To be done: Open with the line that has "Transcribe this image's"; close with the line that has "Decode this image". Retype those lines exactly, images excluded.

Provided information:
○ ○ ○ ○ ○ ○ ○
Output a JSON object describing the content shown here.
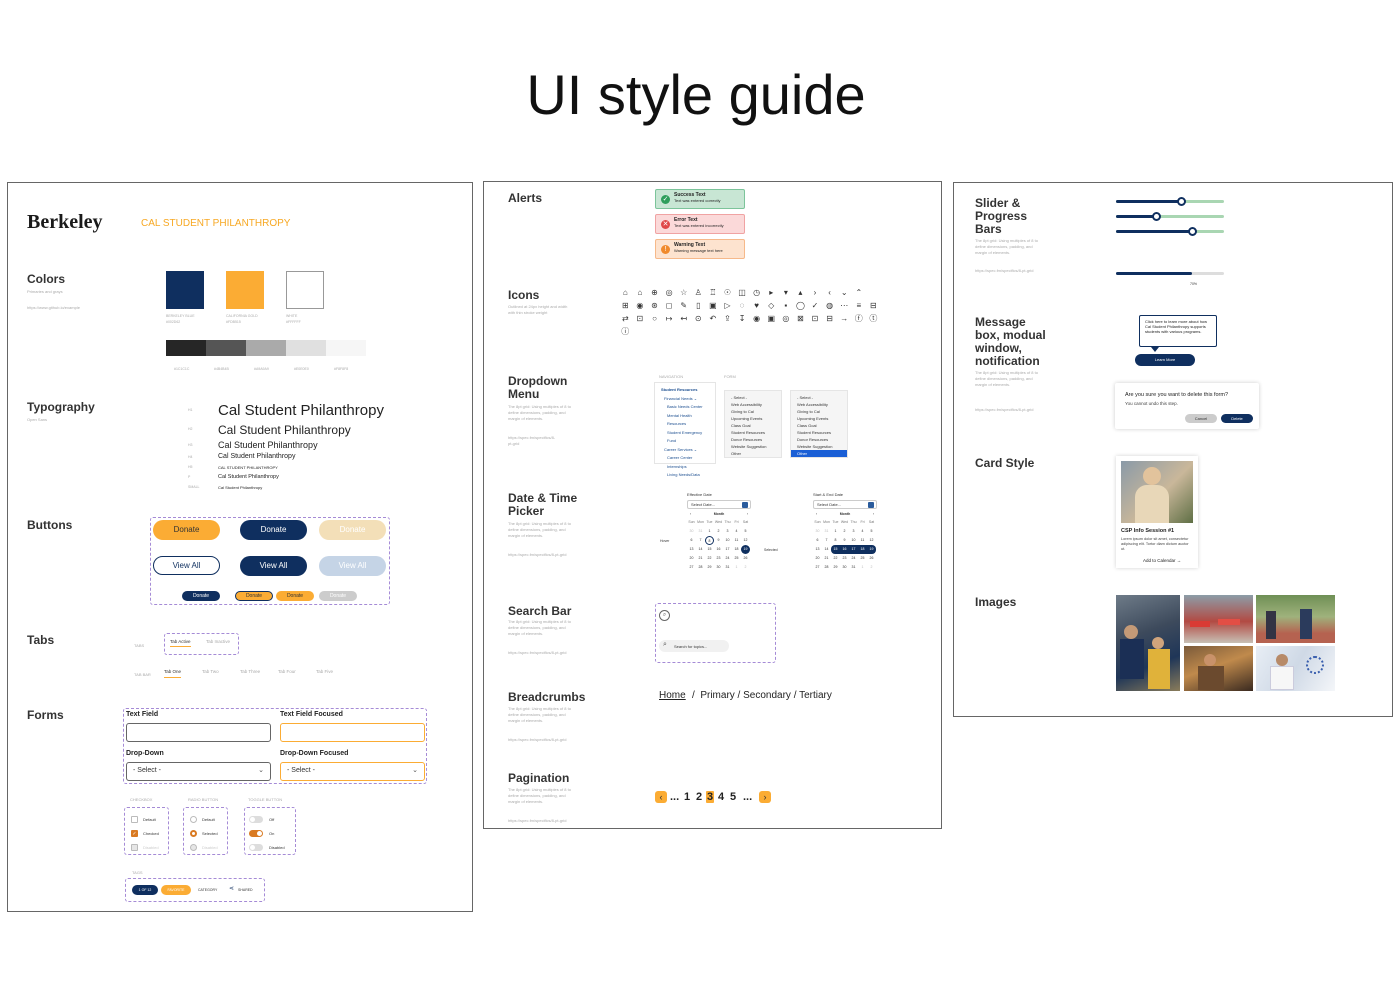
○ ○ ○ ○ ○ ○ ○
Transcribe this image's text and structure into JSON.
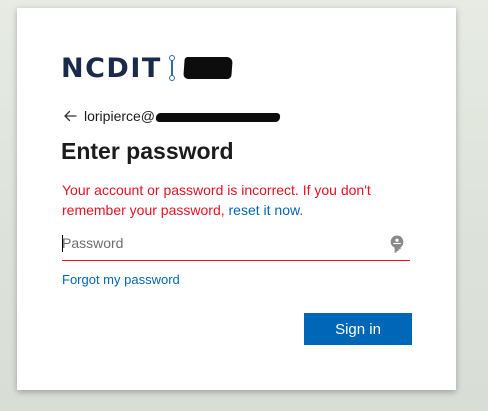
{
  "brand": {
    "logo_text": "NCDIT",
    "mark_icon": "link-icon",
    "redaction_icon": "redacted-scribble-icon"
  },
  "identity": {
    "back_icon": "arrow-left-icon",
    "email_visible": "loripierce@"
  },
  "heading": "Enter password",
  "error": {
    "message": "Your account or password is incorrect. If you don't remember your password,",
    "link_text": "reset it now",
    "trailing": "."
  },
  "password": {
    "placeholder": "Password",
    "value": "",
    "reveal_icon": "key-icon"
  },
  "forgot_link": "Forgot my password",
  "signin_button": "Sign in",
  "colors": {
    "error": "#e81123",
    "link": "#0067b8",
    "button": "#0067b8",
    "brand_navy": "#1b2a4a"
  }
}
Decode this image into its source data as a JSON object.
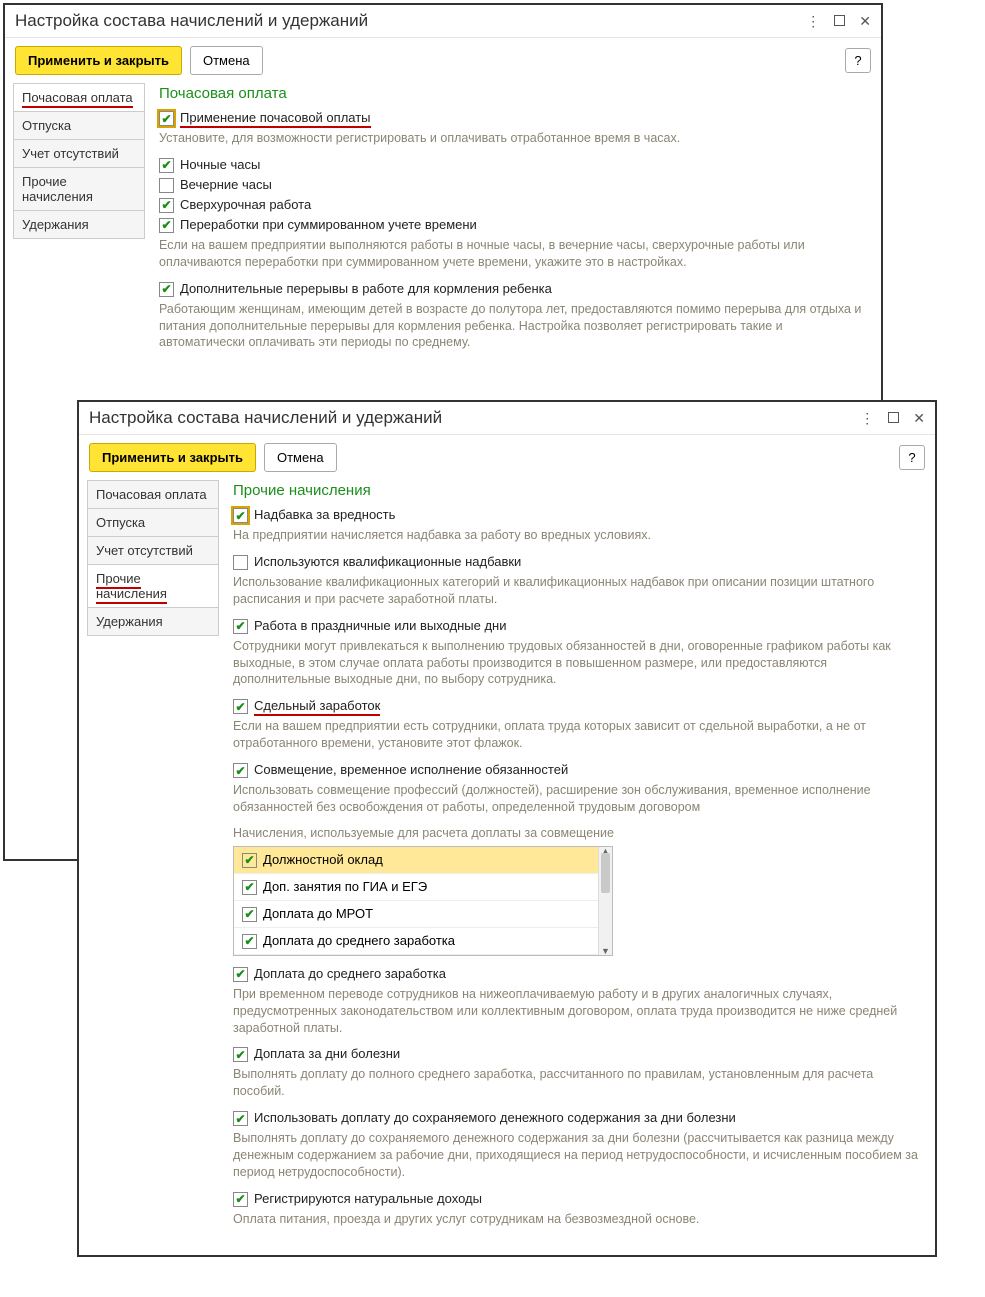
○ ○ ○ ○ ○ ○ ○
Answer to the exercise:
Transcribe this image's text and structure into JSON.
{
  "brand": {
    "logo_text": "NCDIT",
    "mark_icon": "link-icon",
    "redaction_icon": "redacted-scribble-icon"
  },
  "identity": {
    "back_icon": "arrow-left-icon",
    "email_visible": "loripierce@"
  },
  "heading": "Enter password",
  "error": {
    "message": "Your account or password is incorrect. If you don't remember your password,",
    "link_text": "reset it now",
    "trailing": "."
  },
  "password": {
    "placeholder": "Password",
    "value": "",
    "reveal_icon": "key-icon"
  },
  "forgot_link": "Forgot my password",
  "signin_button": "Sign in",
  "colors": {
    "error": "#e81123",
    "link": "#0067b8",
    "button": "#0067b8",
    "brand_navy": "#1b2a4a"
  }
}
Decode this image into its source data as a JSON object.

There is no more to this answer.